**Extracted information:**
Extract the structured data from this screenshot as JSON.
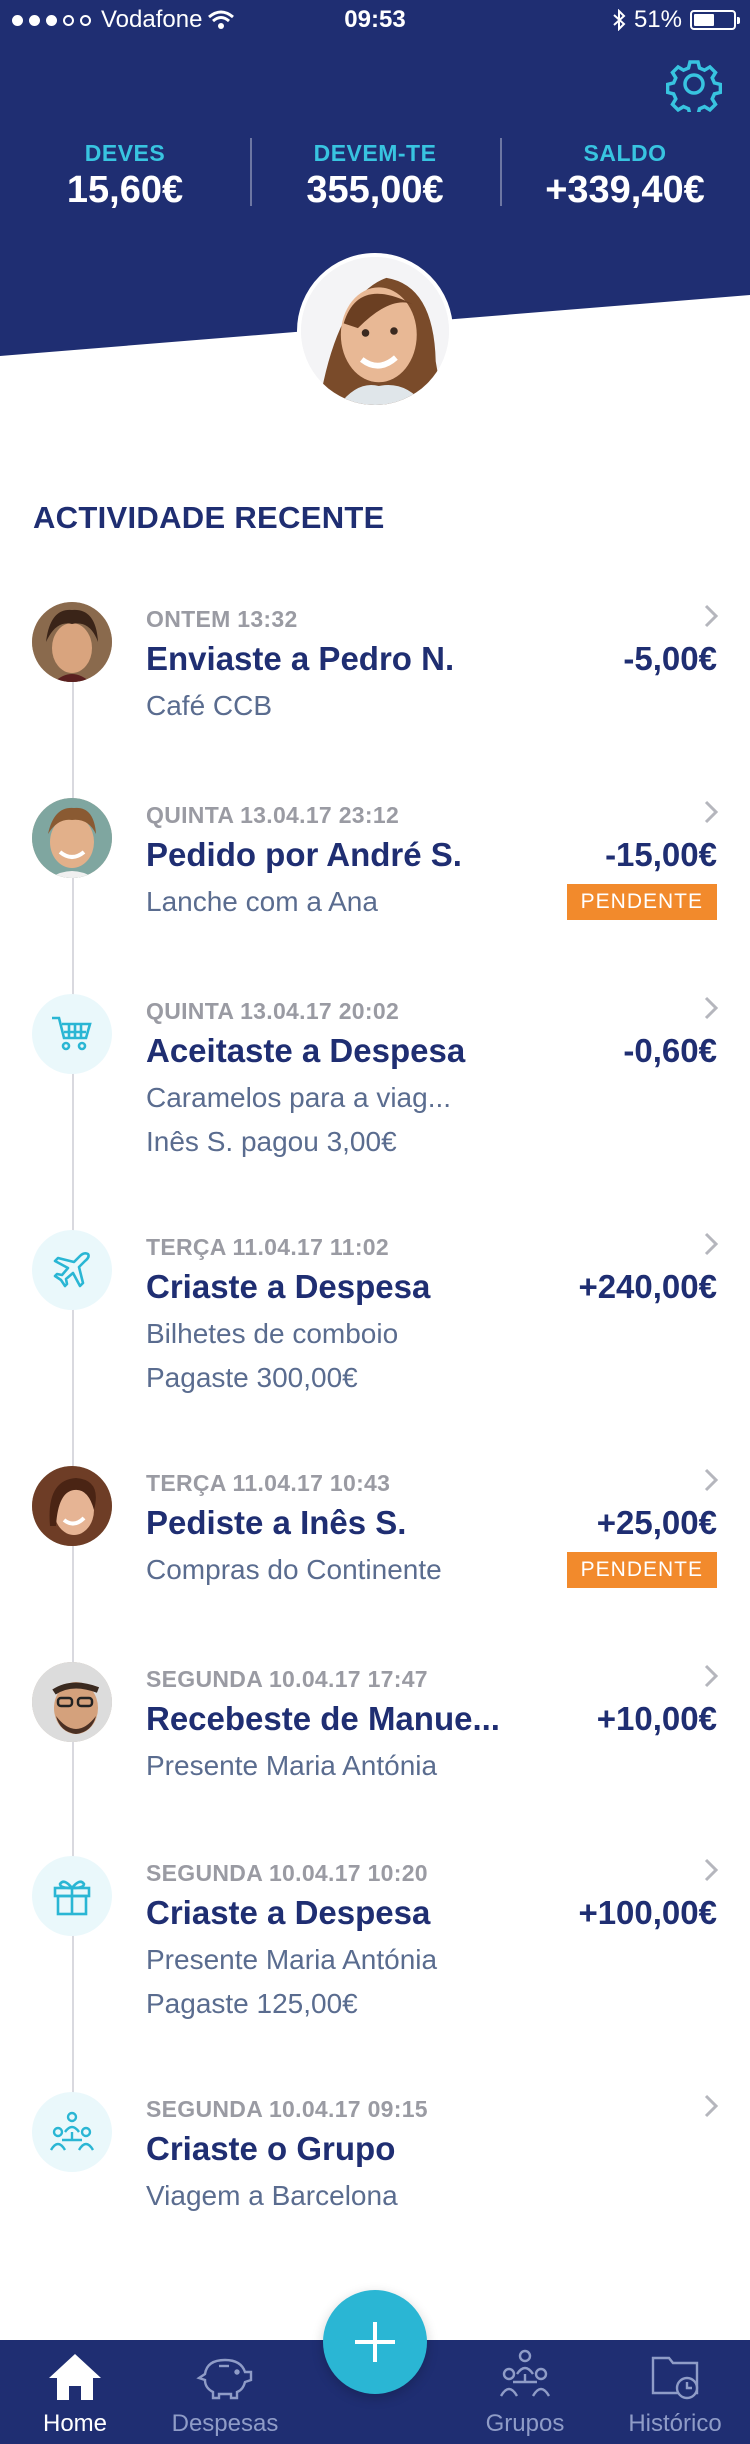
{
  "status_bar": {
    "carrier": "Vodafone",
    "time": "09:53",
    "battery": "51%"
  },
  "balances": [
    {
      "label": "DEVES",
      "value": "15,60€"
    },
    {
      "label": "DEVEM-TE",
      "value": "355,00€"
    },
    {
      "label": "SALDO",
      "value": "+339,40€"
    }
  ],
  "section_title": "ACTIVIDADE RECENTE",
  "activities": [
    {
      "date": "ONTEM 13:32",
      "title": "Enviaste a Pedro N.",
      "subtitle": "Café CCB",
      "amount": "-5,00€",
      "icon": "avatar-pedro"
    },
    {
      "date": "QUINTA 13.04.17 23:12",
      "title": "Pedido por André S.",
      "subtitle": "Lanche com a Ana",
      "amount": "-15,00€",
      "badge": "PENDENTE",
      "icon": "avatar-andre"
    },
    {
      "date": "QUINTA 13.04.17 20:02",
      "title": "Aceitaste a Despesa",
      "subtitle": "Caramelos para a viag...",
      "subtitle2": "Inês S. pagou 3,00€",
      "amount": "-0,60€",
      "icon": "shopping-cart-icon"
    },
    {
      "date": "TERÇA 11.04.17 11:02",
      "title": "Criaste a Despesa",
      "subtitle": "Bilhetes de comboio",
      "subtitle2": "Pagaste 300,00€",
      "amount": "+240,00€",
      "icon": "airplane-icon"
    },
    {
      "date": "TERÇA 11.04.17 10:43",
      "title": "Pediste a Inês S.",
      "subtitle": "Compras do Continente",
      "amount": "+25,00€",
      "badge": "PENDENTE",
      "icon": "avatar-ines"
    },
    {
      "date": "SEGUNDA 10.04.17 17:47",
      "title": "Recebeste de Manue...",
      "subtitle": "Presente Maria Antónia",
      "amount": "+10,00€",
      "icon": "avatar-manuel"
    },
    {
      "date": "SEGUNDA 10.04.17 10:20",
      "title": "Criaste a Despesa",
      "subtitle": "Presente Maria Antónia",
      "subtitle2": "Pagaste 125,00€",
      "amount": "+100,00€",
      "icon": "gift-icon"
    },
    {
      "date": "SEGUNDA 10.04.17 09:15",
      "title": "Criaste o Grupo",
      "subtitle": "Viagem a Barcelona",
      "amount": "",
      "icon": "group-icon"
    }
  ],
  "tabs": [
    {
      "label": "Home",
      "icon": "home-icon",
      "active": true
    },
    {
      "label": "Despesas",
      "icon": "piggy-bank-icon",
      "active": false
    },
    {
      "label": "",
      "icon": "",
      "active": false
    },
    {
      "label": "Grupos",
      "icon": "group-icon",
      "active": false
    },
    {
      "label": "Histórico",
      "icon": "history-folder-icon",
      "active": false
    }
  ],
  "colors": {
    "primary": "#1f2e72",
    "accent": "#2ab6d4",
    "pending": "#f28a2c"
  }
}
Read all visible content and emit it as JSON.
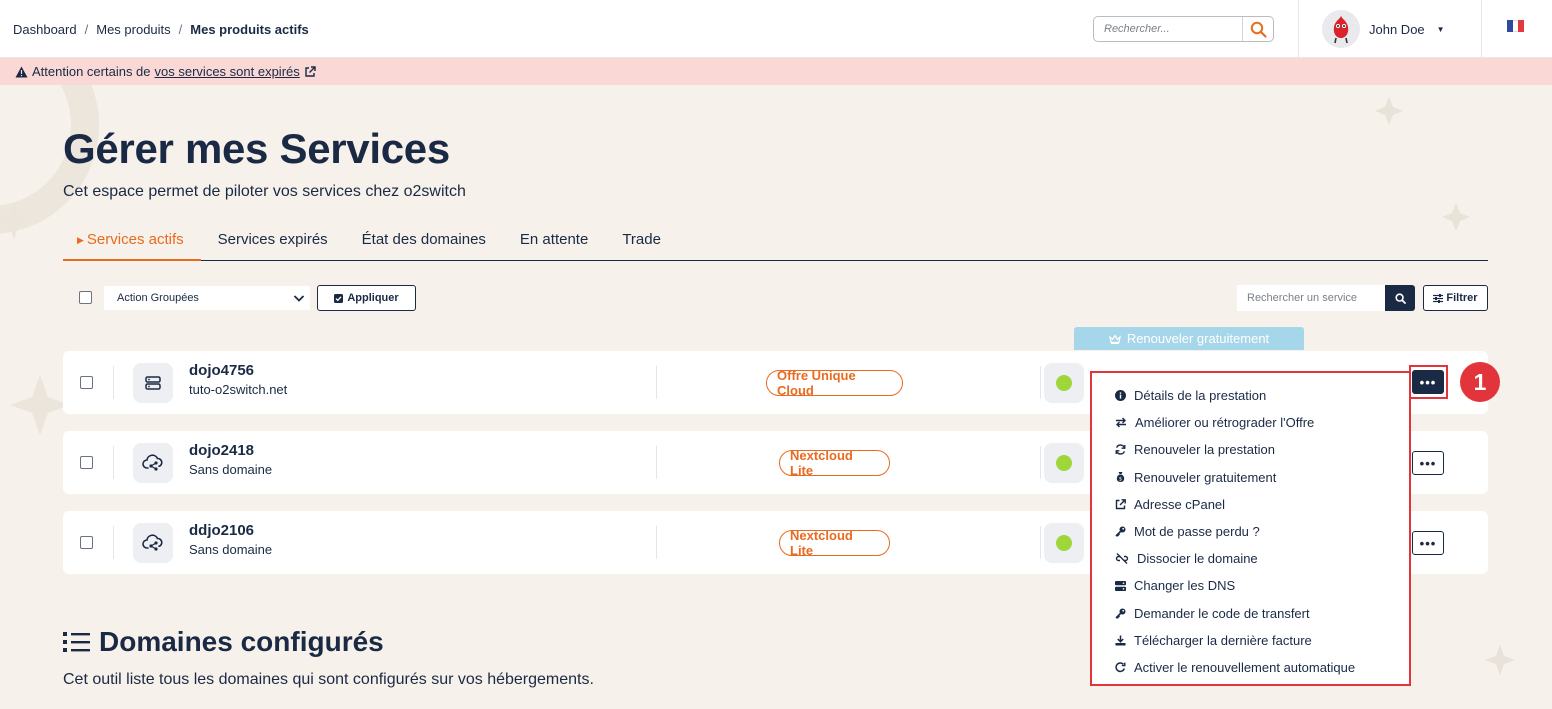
{
  "breadcrumb": {
    "items": [
      "Dashboard",
      "Mes produits"
    ],
    "current": "Mes produits actifs",
    "separator": "/"
  },
  "header": {
    "search_placeholder": "Rechercher...",
    "user_name": "John Doe",
    "language": "fr"
  },
  "alert": {
    "prefix": "Attention certains de",
    "link": "vos services sont expirés"
  },
  "page": {
    "title": "Gérer mes Services",
    "subtitle": "Cet espace permet de piloter vos services chez o2switch"
  },
  "tabs": [
    {
      "label": "Services actifs",
      "active": true
    },
    {
      "label": "Services expirés",
      "active": false
    },
    {
      "label": "État des domaines",
      "active": false
    },
    {
      "label": "En attente",
      "active": false
    },
    {
      "label": "Trade",
      "active": false
    }
  ],
  "toolbar": {
    "bulk_action_selected": "Action Groupées",
    "apply_label": "Appliquer",
    "service_search_placeholder": "Rechercher un service",
    "filter_label": "Filtrer"
  },
  "renew_badge": "Renouveler gratuitement",
  "services": [
    {
      "name": "dojo4756",
      "domain": "tuto-o2switch.net",
      "offer": "Offre Unique Cloud",
      "icon": "server-icon",
      "status": "active"
    },
    {
      "name": "dojo2418",
      "domain": "Sans domaine",
      "offer": "Nextcloud Lite",
      "icon": "cloud-share-icon",
      "status": "active"
    },
    {
      "name": "ddjo2106",
      "domain": "Sans domaine",
      "offer": "Nextcloud Lite",
      "icon": "cloud-share-icon",
      "status": "active"
    }
  ],
  "more_button": "•••",
  "step_badge": "1",
  "dropdown": [
    {
      "label": "Détails de la prestation",
      "icon": "info-circle-icon"
    },
    {
      "label": "Améliorer ou rétrograder l'Offre",
      "icon": "exchange-icon"
    },
    {
      "label": "Renouveler la prestation",
      "icon": "refresh-icon"
    },
    {
      "label": "Renouveler gratuitement",
      "icon": "money-bag-icon"
    },
    {
      "label": "Adresse cPanel",
      "icon": "external-link-icon"
    },
    {
      "label": "Mot de passe perdu ?",
      "icon": "key-icon"
    },
    {
      "label": "Dissocier le domaine",
      "icon": "unlink-icon"
    },
    {
      "label": "Changer les DNS",
      "icon": "server-icon"
    },
    {
      "label": "Demander le code de transfert",
      "icon": "key-icon"
    },
    {
      "label": "Télécharger la dernière facture",
      "icon": "download-icon"
    },
    {
      "label": "Activer le renouvellement automatique",
      "icon": "redo-icon"
    }
  ],
  "domains_section": {
    "title": "Domaines configurés",
    "subtitle": "Cet outil liste tous les domaines qui sont configurés sur vos hébergements."
  },
  "colors": {
    "navy": "#1b2a44",
    "orange": "#ea6a1f",
    "alert_bg": "#f9d8d6",
    "status_green": "#9fd63a",
    "highlight_red": "#e2343b",
    "renew_blue": "#a6d6ea"
  }
}
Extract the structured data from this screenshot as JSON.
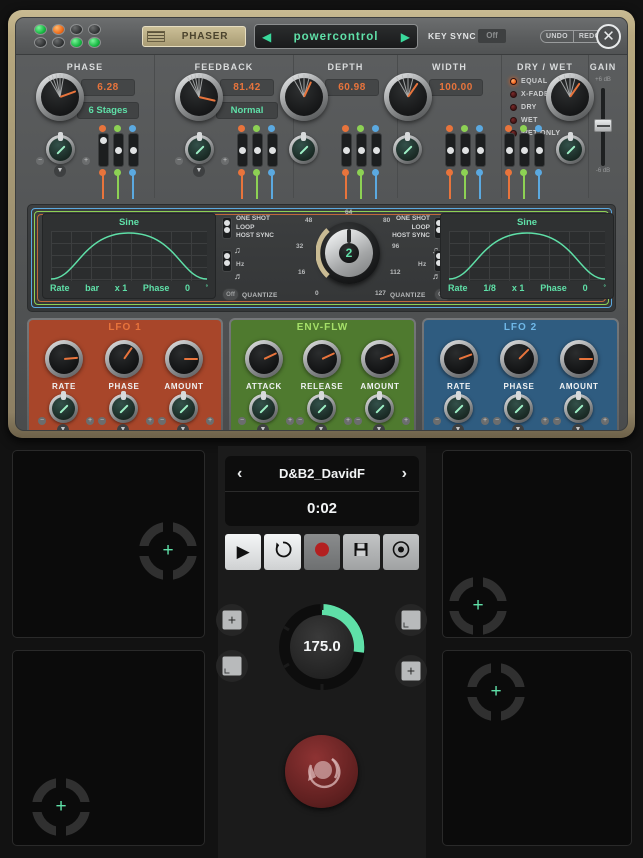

**What is asked:**
Reproduce the listing exactly. Leave its pictures out.

**Answer to the exercise:**
Extract the structured data from this screenshot as JSON.
{
  "status_bar": {
    "carrier": "Vodafone",
    "time": "09:53",
    "battery": "51%"
  },
  "balances": [
    {
      "label": "DEVES",
      "value": "15,60€"
    },
    {
      "label": "DEVEM-TE",
      "value": "355,00€"
    },
    {
      "label": "SALDO",
      "value": "+339,40€"
    }
  ],
  "section_title": "ACTIVIDADE RECENTE",
  "activities": [
    {
      "date": "ONTEM 13:32",
      "title": "Enviaste a Pedro N.",
      "subtitle": "Café CCB",
      "amount": "-5,00€",
      "icon": "avatar-pedro"
    },
    {
      "date": "QUINTA 13.04.17 23:12",
      "title": "Pedido por André S.",
      "subtitle": "Lanche com a Ana",
      "amount": "-15,00€",
      "badge": "PENDENTE",
      "icon": "avatar-andre"
    },
    {
      "date": "QUINTA 13.04.17 20:02",
      "title": "Aceitaste a Despesa",
      "subtitle": "Caramelos para a viag...",
      "subtitle2": "Inês S. pagou 3,00€",
      "amount": "-0,60€",
      "icon": "shopping-cart-icon"
    },
    {
      "date": "TERÇA 11.04.17 11:02",
      "title": "Criaste a Despesa",
      "subtitle": "Bilhetes de comboio",
      "subtitle2": "Pagaste 300,00€",
      "amount": "+240,00€",
      "icon": "airplane-icon"
    },
    {
      "date": "TERÇA 11.04.17 10:43",
      "title": "Pediste a Inês S.",
      "subtitle": "Compras do Continente",
      "amount": "+25,00€",
      "badge": "PENDENTE",
      "icon": "avatar-ines"
    },
    {
      "date": "SEGUNDA 10.04.17 17:47",
      "title": "Recebeste de Manue...",
      "subtitle": "Presente Maria Antónia",
      "amount": "+10,00€",
      "icon": "avatar-manuel"
    },
    {
      "date": "SEGUNDA 10.04.17 10:20",
      "title": "Criaste a Despesa",
      "subtitle": "Presente Maria Antónia",
      "subtitle2": "Pagaste 125,00€",
      "amount": "+100,00€",
      "icon": "gift-icon"
    },
    {
      "date": "SEGUNDA 10.04.17 09:15",
      "title": "Criaste o Grupo",
      "subtitle": "Viagem a Barcelona",
      "amount": "",
      "icon": "group-icon"
    }
  ],
  "tabs": [
    {
      "label": "Home",
      "icon": "home-icon",
      "active": true
    },
    {
      "label": "Despesas",
      "icon": "piggy-bank-icon",
      "active": false
    },
    {
      "label": "",
      "icon": "",
      "active": false
    },
    {
      "label": "Grupos",
      "icon": "group-icon",
      "active": false
    },
    {
      "label": "Histórico",
      "icon": "history-folder-icon",
      "active": false
    }
  ],
  "colors": {
    "primary": "#1f2e72",
    "accent": "#2ab6d4",
    "pending": "#f28a2c"
  }
}
Read all visible content and emit it as JSON.
{
  "breadcrumb": {
    "items": [
      "Dashboard",
      "Mes produits"
    ],
    "current": "Mes produits actifs",
    "separator": "/"
  },
  "header": {
    "search_placeholder": "Rechercher...",
    "user_name": "John Doe",
    "language": "fr"
  },
  "alert": {
    "prefix": "Attention certains de",
    "link": "vos services sont expirés"
  },
  "page": {
    "title": "Gérer mes Services",
    "subtitle": "Cet espace permet de piloter vos services chez o2switch"
  },
  "tabs": [
    {
      "label": "Services actifs",
      "active": true
    },
    {
      "label": "Services expirés",
      "active": false
    },
    {
      "label": "État des domaines",
      "active": false
    },
    {
      "label": "En attente",
      "active": false
    },
    {
      "label": "Trade",
      "active": false
    }
  ],
  "toolbar": {
    "bulk_action_selected": "Action Groupées",
    "apply_label": "Appliquer",
    "service_search_placeholder": "Rechercher un service",
    "filter_label": "Filtrer"
  },
  "renew_badge": "Renouveler gratuitement",
  "services": [
    {
      "name": "dojo4756",
      "domain": "tuto-o2switch.net",
      "offer": "Offre Unique Cloud",
      "icon": "server-icon",
      "status": "active"
    },
    {
      "name": "dojo2418",
      "domain": "Sans domaine",
      "offer": "Nextcloud Lite",
      "icon": "cloud-share-icon",
      "status": "active"
    },
    {
      "name": "ddjo2106",
      "domain": "Sans domaine",
      "offer": "Nextcloud Lite",
      "icon": "cloud-share-icon",
      "status": "active"
    }
  ],
  "more_button": "•••",
  "step_badge": "1",
  "dropdown": [
    {
      "label": "Détails de la prestation",
      "icon": "info-circle-icon"
    },
    {
      "label": "Améliorer ou rétrograder l'Offre",
      "icon": "exchange-icon"
    },
    {
      "label": "Renouveler la prestation",
      "icon": "refresh-icon"
    },
    {
      "label": "Renouveler gratuitement",
      "icon": "money-bag-icon"
    },
    {
      "label": "Adresse cPanel",
      "icon": "external-link-icon"
    },
    {
      "label": "Mot de passe perdu ?",
      "icon": "key-icon"
    },
    {
      "label": "Dissocier le domaine",
      "icon": "unlink-icon"
    },
    {
      "label": "Changer les DNS",
      "icon": "server-icon"
    },
    {
      "label": "Demander le code de transfert",
      "icon": "key-icon"
    },
    {
      "label": "Télécharger la dernière facture",
      "icon": "download-icon"
    },
    {
      "label": "Activer le renouvellement automatique",
      "icon": "redo-icon"
    }
  ],
  "domains_section": {
    "title": "Domaines configurés",
    "subtitle": "Cet outil liste tous les domaines qui sont configurés sur vos hébergements."
  },
  "colors": {
    "navy": "#1b2a44",
    "orange": "#ea6a1f",
    "alert_bg": "#f9d8d6",
    "status_green": "#9fd63a",
    "highlight_red": "#e2343b",
    "renew_blue": "#a6d6ea"
  }
}
Extract the structured data from this screenshot as JSON.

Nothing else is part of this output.